= EXERCISE OBJECTIVE =
Find the lines that contain the word "testo" and copy each one.

= DATA FOR THE TASK =
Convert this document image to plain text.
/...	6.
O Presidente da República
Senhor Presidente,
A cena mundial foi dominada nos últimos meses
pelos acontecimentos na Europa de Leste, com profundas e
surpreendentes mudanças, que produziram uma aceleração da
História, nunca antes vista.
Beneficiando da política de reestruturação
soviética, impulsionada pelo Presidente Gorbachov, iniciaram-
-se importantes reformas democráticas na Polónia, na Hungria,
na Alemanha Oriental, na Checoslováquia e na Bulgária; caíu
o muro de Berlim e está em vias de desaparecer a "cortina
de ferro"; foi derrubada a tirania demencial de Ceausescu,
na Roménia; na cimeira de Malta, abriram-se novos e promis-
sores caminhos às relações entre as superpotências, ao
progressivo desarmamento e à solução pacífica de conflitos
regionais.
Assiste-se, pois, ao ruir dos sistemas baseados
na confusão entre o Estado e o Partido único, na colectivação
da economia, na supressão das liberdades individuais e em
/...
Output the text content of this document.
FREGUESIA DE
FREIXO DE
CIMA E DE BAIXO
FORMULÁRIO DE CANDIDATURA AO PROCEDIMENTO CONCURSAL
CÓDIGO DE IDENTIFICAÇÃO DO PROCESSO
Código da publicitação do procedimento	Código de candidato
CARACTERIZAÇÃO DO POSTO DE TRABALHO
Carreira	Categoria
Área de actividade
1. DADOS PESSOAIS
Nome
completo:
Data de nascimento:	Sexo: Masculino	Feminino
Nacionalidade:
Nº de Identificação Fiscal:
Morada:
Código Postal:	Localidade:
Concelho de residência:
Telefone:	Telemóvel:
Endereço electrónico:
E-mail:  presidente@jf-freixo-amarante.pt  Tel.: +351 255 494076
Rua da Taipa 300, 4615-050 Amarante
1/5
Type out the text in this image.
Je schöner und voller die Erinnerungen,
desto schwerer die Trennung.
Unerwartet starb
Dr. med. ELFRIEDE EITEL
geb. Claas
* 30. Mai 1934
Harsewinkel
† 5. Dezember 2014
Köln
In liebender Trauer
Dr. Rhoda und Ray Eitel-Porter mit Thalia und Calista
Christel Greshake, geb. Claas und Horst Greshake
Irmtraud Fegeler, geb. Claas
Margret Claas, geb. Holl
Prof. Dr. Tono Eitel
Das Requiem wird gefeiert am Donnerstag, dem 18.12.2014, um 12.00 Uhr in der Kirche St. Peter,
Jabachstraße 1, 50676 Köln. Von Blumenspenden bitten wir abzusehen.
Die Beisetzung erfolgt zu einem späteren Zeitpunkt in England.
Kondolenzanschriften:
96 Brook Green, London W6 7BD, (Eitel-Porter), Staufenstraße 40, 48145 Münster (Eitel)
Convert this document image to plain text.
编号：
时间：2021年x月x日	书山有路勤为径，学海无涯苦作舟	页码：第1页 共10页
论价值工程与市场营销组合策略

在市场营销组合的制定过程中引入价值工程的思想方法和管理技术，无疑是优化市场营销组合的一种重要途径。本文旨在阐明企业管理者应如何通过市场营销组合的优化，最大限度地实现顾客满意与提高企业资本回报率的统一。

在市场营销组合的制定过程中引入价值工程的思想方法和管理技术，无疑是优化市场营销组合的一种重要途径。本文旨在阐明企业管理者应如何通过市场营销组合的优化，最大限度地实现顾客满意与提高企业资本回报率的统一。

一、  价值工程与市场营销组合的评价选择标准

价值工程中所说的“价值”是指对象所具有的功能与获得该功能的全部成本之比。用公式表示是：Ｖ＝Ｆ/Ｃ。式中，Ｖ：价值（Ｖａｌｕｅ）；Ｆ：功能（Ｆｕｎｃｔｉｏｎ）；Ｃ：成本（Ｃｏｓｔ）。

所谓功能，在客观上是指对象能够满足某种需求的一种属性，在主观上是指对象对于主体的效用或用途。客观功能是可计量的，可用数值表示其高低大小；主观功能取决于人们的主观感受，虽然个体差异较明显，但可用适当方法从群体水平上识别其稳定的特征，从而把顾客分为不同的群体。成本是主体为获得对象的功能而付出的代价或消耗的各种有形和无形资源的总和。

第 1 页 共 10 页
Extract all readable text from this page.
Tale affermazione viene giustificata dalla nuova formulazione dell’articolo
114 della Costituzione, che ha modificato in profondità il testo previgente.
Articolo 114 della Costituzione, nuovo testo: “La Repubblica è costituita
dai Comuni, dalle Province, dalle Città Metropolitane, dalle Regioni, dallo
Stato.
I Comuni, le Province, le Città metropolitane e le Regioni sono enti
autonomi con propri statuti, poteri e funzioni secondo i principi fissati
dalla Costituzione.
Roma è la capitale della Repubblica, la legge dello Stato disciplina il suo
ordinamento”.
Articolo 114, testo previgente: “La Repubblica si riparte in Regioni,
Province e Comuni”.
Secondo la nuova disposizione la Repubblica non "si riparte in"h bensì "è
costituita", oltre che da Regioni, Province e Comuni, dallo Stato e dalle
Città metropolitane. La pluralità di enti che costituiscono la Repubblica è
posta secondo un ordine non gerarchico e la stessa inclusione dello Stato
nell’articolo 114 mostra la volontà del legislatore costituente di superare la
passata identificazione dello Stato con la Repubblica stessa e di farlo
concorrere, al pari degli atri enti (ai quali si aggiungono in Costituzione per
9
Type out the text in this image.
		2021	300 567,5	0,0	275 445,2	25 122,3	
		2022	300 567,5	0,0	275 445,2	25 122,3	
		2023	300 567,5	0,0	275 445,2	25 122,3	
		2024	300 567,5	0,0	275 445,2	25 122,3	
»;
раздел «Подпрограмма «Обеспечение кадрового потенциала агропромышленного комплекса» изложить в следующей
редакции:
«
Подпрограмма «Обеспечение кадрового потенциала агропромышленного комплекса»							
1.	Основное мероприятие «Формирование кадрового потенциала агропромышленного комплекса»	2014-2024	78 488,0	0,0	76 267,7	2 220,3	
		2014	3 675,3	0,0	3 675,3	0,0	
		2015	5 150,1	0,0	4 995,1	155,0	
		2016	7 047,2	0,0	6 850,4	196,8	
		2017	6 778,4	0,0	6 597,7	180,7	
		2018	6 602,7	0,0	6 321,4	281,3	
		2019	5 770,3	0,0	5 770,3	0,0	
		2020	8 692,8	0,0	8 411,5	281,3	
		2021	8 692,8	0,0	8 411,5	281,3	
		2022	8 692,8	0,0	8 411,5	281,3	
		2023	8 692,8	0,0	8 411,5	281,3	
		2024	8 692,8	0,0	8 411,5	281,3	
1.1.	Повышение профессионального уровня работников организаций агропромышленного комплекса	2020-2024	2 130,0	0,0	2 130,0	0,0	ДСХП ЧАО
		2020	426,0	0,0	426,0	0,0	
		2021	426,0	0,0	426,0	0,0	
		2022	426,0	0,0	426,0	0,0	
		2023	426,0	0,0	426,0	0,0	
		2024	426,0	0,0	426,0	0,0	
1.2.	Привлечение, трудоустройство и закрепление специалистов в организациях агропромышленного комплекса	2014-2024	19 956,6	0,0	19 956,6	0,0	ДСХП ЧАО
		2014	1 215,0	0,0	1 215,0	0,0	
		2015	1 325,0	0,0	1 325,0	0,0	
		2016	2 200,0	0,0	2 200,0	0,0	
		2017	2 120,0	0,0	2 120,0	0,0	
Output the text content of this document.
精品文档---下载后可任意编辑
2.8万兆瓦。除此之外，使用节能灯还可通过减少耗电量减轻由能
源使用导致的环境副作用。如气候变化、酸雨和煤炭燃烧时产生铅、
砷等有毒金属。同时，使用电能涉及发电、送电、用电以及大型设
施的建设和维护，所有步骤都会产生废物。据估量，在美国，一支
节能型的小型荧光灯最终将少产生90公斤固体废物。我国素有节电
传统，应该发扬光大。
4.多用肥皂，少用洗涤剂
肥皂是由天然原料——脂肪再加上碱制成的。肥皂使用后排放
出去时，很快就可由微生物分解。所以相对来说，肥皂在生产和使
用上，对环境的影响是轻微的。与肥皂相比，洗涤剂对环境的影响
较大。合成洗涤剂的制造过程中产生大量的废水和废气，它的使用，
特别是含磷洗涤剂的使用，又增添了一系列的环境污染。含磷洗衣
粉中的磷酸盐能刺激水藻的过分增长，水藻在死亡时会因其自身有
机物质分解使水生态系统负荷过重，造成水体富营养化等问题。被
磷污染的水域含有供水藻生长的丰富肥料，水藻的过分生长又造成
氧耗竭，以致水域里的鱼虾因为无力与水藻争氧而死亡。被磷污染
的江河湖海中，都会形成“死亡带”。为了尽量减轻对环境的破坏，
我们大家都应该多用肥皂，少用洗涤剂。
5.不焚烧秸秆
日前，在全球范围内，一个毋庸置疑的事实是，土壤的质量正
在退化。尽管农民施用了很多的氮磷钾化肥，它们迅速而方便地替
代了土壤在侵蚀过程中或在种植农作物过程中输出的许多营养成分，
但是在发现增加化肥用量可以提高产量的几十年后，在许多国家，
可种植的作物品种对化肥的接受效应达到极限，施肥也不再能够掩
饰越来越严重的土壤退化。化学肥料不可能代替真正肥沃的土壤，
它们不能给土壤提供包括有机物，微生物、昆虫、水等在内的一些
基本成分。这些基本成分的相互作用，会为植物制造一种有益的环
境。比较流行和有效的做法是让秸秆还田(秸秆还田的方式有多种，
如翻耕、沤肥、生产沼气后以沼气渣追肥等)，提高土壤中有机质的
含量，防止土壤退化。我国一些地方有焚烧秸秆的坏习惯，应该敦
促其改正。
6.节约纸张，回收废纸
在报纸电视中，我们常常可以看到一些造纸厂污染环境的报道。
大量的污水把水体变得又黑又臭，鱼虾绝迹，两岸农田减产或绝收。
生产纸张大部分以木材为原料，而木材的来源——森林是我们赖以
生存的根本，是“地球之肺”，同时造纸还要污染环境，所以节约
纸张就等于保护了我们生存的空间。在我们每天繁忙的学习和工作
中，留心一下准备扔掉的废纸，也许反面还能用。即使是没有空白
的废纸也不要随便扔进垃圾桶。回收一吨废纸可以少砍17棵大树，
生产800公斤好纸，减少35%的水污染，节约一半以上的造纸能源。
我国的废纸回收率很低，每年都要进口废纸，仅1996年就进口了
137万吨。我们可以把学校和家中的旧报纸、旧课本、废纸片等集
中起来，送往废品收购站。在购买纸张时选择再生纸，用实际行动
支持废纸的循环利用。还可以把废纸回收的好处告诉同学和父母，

= RESULT OF THE TASK =
114 della Costituzione, che ha modificato in profondità il testo previgente.
Articolo 114 della Costituzione, nuovo testo: “La Repubblica è costituita
Articolo 114, testo previgente: “La Repubblica si riparte in Regioni,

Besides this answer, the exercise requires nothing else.